------ Given data

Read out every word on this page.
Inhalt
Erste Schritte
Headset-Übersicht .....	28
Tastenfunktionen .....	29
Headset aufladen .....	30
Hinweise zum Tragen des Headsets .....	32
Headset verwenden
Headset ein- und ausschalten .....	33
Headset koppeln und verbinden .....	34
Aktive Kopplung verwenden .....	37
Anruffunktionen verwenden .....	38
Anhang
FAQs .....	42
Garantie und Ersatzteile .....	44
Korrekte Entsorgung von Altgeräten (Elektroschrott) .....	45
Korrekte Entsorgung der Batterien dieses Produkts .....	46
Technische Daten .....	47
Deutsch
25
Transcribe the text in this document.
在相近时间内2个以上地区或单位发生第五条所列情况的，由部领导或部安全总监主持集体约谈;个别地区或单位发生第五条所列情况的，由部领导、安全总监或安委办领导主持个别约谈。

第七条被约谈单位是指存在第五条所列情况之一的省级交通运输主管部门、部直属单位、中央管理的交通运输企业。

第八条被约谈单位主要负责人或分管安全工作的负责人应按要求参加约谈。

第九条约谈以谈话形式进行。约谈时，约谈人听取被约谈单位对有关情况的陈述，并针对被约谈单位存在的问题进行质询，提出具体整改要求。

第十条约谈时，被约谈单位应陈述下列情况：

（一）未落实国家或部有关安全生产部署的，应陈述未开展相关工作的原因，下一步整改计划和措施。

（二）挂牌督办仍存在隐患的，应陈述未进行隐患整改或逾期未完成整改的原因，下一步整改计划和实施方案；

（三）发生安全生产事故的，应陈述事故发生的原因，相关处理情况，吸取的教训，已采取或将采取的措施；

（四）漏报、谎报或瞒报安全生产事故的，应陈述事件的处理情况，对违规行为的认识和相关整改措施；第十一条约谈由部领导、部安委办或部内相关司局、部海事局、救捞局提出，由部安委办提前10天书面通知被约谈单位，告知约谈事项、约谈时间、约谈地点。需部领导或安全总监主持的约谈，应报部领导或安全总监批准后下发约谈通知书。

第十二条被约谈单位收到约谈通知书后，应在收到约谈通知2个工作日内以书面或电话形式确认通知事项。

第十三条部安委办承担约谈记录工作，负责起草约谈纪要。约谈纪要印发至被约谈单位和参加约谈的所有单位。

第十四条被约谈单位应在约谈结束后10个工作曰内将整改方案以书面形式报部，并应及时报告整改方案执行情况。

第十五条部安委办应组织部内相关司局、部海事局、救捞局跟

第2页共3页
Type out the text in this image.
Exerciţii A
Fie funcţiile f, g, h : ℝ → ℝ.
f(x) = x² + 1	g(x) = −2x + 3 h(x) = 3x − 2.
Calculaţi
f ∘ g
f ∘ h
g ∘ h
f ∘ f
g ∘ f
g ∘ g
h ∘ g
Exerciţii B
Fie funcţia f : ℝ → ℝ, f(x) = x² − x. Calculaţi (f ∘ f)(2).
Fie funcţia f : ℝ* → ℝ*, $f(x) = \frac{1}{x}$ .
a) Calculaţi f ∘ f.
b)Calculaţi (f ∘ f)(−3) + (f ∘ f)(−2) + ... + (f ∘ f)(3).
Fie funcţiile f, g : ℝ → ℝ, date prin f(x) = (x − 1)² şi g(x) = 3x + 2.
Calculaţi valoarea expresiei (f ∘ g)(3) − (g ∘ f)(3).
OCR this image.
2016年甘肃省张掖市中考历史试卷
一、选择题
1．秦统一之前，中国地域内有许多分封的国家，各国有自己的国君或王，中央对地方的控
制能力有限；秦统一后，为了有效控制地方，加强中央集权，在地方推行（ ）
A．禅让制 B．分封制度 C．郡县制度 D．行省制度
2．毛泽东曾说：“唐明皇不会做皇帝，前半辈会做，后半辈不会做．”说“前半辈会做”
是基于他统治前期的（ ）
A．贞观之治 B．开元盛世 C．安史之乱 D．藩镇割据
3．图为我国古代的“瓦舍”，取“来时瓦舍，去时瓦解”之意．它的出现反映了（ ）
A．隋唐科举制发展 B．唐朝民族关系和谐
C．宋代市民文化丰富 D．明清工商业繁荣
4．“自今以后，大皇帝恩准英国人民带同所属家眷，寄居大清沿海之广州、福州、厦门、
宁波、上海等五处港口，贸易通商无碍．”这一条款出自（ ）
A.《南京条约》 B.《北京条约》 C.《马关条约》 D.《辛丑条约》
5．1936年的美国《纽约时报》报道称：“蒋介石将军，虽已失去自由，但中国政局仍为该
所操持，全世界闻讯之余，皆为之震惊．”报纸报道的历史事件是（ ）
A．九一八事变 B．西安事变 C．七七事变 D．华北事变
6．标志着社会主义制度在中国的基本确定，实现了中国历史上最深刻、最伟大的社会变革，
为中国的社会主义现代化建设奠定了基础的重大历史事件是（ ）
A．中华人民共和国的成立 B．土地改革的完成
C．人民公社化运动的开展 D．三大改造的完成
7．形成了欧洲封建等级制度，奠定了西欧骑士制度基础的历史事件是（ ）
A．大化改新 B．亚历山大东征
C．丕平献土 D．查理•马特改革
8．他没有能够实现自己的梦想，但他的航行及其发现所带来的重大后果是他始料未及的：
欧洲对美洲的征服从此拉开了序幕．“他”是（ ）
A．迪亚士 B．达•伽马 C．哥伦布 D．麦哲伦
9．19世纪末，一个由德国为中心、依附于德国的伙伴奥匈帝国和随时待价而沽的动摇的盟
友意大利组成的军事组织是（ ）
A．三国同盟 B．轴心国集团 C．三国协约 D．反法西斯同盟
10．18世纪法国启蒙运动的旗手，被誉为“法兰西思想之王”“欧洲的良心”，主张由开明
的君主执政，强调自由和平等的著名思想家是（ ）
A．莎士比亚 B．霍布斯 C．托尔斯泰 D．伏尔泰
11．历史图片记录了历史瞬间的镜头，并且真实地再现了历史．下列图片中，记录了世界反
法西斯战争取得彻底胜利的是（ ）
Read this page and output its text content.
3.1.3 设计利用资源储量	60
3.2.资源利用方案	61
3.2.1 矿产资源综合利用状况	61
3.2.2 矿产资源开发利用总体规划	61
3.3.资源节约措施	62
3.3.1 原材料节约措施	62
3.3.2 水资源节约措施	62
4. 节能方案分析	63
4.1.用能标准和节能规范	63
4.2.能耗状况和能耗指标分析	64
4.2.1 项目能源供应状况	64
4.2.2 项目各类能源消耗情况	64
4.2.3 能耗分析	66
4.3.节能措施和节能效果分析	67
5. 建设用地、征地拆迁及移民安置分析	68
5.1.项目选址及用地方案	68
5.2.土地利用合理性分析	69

------------

Written problem:
Every line of the data above should be copied exactly.

Correct answer:
Read out every word on this page.
Inhalt
Erste Schritte
Headset-Übersicht .....	28
Tastenfunktionen .....	29
Headset aufladen .....	30
Hinweise zum Tragen des Headsets .....	32
Headset verwenden
Headset ein- und ausschalten .....	33
Headset koppeln und verbinden .....	34
Aktive Kopplung verwenden .....	37
Anruffunktionen verwenden .....	38
Anhang
FAQs .....	42
Garantie und Ersatzteile .....	44
Korrekte Entsorgung von Altgeräten (Elektroschrott) .....	45
Korrekte Entsorgung der Batterien dieses Produkts .....	46
Technische Daten .....	47
Deutsch
25
Transcribe the text in this document.
在相近时间内2个以上地区或单位发生第五条所列情况的，由部领导或部安全总监主持集体约谈;个别地区或单位发生第五条所列情况的，由部领导、安全总监或安委办领导主持个别约谈。

第七条被约谈单位是指存在第五条所列情况之一的省级交通运输主管部门、部直属单位、中央管理的交通运输企业。

第八条被约谈单位主要负责人或分管安全工作的负责人应按要求参加约谈。

第九条约谈以谈话形式进行。约谈时，约谈人听取被约谈单位对有关情况的陈述，并针对被约谈单位存在的问题进行质询，提出具体整改要求。

第十条约谈时，被约谈单位应陈述下列情况：

（一）未落实国家或部有关安全生产部署的，应陈述未开展相关工作的原因，下一步整改计划和措施。

（二）挂牌督办仍存在隐患的，应陈述未进行隐患整改或逾期未完成整改的原因，下一步整改计划和实施方案；

（三）发生安全生产事故的，应陈述事故发生的原因，相关处理情况，吸取的教训，已采取或将采取的措施；

（四）漏报、谎报或瞒报安全生产事故的，应陈述事件的处理情况，对违规行为的认识和相关整改措施；第十一条约谈由部领导、部安委办或部内相关司局、部海事局、救捞局提出，由部安委办提前10天书面通知被约谈单位，告知约谈事项、约谈时间、约谈地点。需部领导或安全总监主持的约谈，应报部领导或安全总监批准后下发约谈通知书。

第十二条被约谈单位收到约谈通知书后，应在收到约谈通知2个工作日内以书面或电话形式确认通知事项。

第十三条部安委办承担约谈记录工作，负责起草约谈纪要。约谈纪要印发至被约谈单位和参加约谈的所有单位。

第十四条被约谈单位应在约谈结束后10个工作曰内将整改方案以书面形式报部，并应及时报告整改方案执行情况。

第十五条部安委办应组织部内相关司局、部海事局、救捞局跟

第2页共3页
Type out the text in this image.
Exerciţii A
Fie funcţiile f, g, h : ℝ → ℝ.
f(x) = x² + 1	g(x) = −2x + 3 h(x) = 3x − 2.
Calculaţi
f ∘ g
f ∘ h
g ∘ h
f ∘ f
g ∘ f
g ∘ g
h ∘ g
Exerciţii B
Fie funcţia f : ℝ → ℝ, f(x) = x² − x. Calculaţi (f ∘ f)(2).
Fie funcţia f : ℝ* → ℝ*, $f(x) = \frac{1}{x}$ .
a) Calculaţi f ∘ f.
b)Calculaţi (f ∘ f)(−3) + (f ∘ f)(−2) + ... + (f ∘ f)(3).
Fie funcţiile f, g : ℝ → ℝ, date prin f(x) = (x − 1)² şi g(x) = 3x + 2.
Calculaţi valoarea expresiei (f ∘ g)(3) − (g ∘ f)(3).
OCR this image.
2016年甘肃省张掖市中考历史试卷
一、选择题
1．秦统一之前，中国地域内有许多分封的国家，各国有自己的国君或王，中央对地方的控
制能力有限；秦统一后，为了有效控制地方，加强中央集权，在地方推行（ ）
A．禅让制 B．分封制度 C．郡县制度 D．行省制度
2．毛泽东曾说：“唐明皇不会做皇帝，前半辈会做，后半辈不会做．”说“前半辈会做”
是基于他统治前期的（ ）
A．贞观之治 B．开元盛世 C．安史之乱 D．藩镇割据
3．图为我国古代的“瓦舍”，取“来时瓦舍，去时瓦解”之意．它的出现反映了（ ）
A．隋唐科举制发展 B．唐朝民族关系和谐
C．宋代市民文化丰富 D．明清工商业繁荣
4．“自今以后，大皇帝恩准英国人民带同所属家眷，寄居大清沿海之广州、福州、厦门、
宁波、上海等五处港口，贸易通商无碍．”这一条款出自（ ）
A.《南京条约》 B.《北京条约》 C.《马关条约》 D.《辛丑条约》
5．1936年的美国《纽约时报》报道称：“蒋介石将军，虽已失去自由，但中国政局仍为该
所操持，全世界闻讯之余，皆为之震惊．”报纸报道的历史事件是（ ）
A．九一八事变 B．西安事变 C．七七事变 D．华北事变
6．标志着社会主义制度在中国的基本确定，实现了中国历史上最深刻、最伟大的社会变革，
为中国的社会主义现代化建设奠定了基础的重大历史事件是（ ）
A．中华人民共和国的成立 B．土地改革的完成
C．人民公社化运动的开展 D．三大改造的完成
7．形成了欧洲封建等级制度，奠定了西欧骑士制度基础的历史事件是（ ）
A．大化改新 B．亚历山大东征
C．丕平献土 D．查理•马特改革
8．他没有能够实现自己的梦想，但他的航行及其发现所带来的重大后果是他始料未及的：
欧洲对美洲的征服从此拉开了序幕．“他”是（ ）
A．迪亚士 B．达•伽马 C．哥伦布 D．麦哲伦
9．19世纪末，一个由德国为中心、依附于德国的伙伴奥匈帝国和随时待价而沽的动摇的盟
友意大利组成的军事组织是（ ）
A．三国同盟 B．轴心国集团 C．三国协约 D．反法西斯同盟
10．18世纪法国启蒙运动的旗手，被誉为“法兰西思想之王”“欧洲的良心”，主张由开明
的君主执政，强调自由和平等的著名思想家是（ ）
A．莎士比亚 B．霍布斯 C．托尔斯泰 D．伏尔泰
11．历史图片记录了历史瞬间的镜头，并且真实地再现了历史．下列图片中，记录了世界反
法西斯战争取得彻底胜利的是（ ）
Read this page and output its text content.
3.1.3 设计利用资源储量	60
3.2.资源利用方案	61
3.2.1 矿产资源综合利用状况	61
3.2.2 矿产资源开发利用总体规划	61
3.3.资源节约措施	62
3.3.1 原材料节约措施	62
3.3.2 水资源节约措施	62
4. 节能方案分析	63
4.1.用能标准和节能规范	63
4.2.能耗状况和能耗指标分析	64
4.2.1 项目能源供应状况	64
4.2.2 项目各类能源消耗情况	64
4.2.3 能耗分析	66
4.3.节能措施和节能效果分析	67
5. 建设用地、征地拆迁及移民安置分析	68
5.1.项目选址及用地方案	68
5.2.土地利用合理性分析	69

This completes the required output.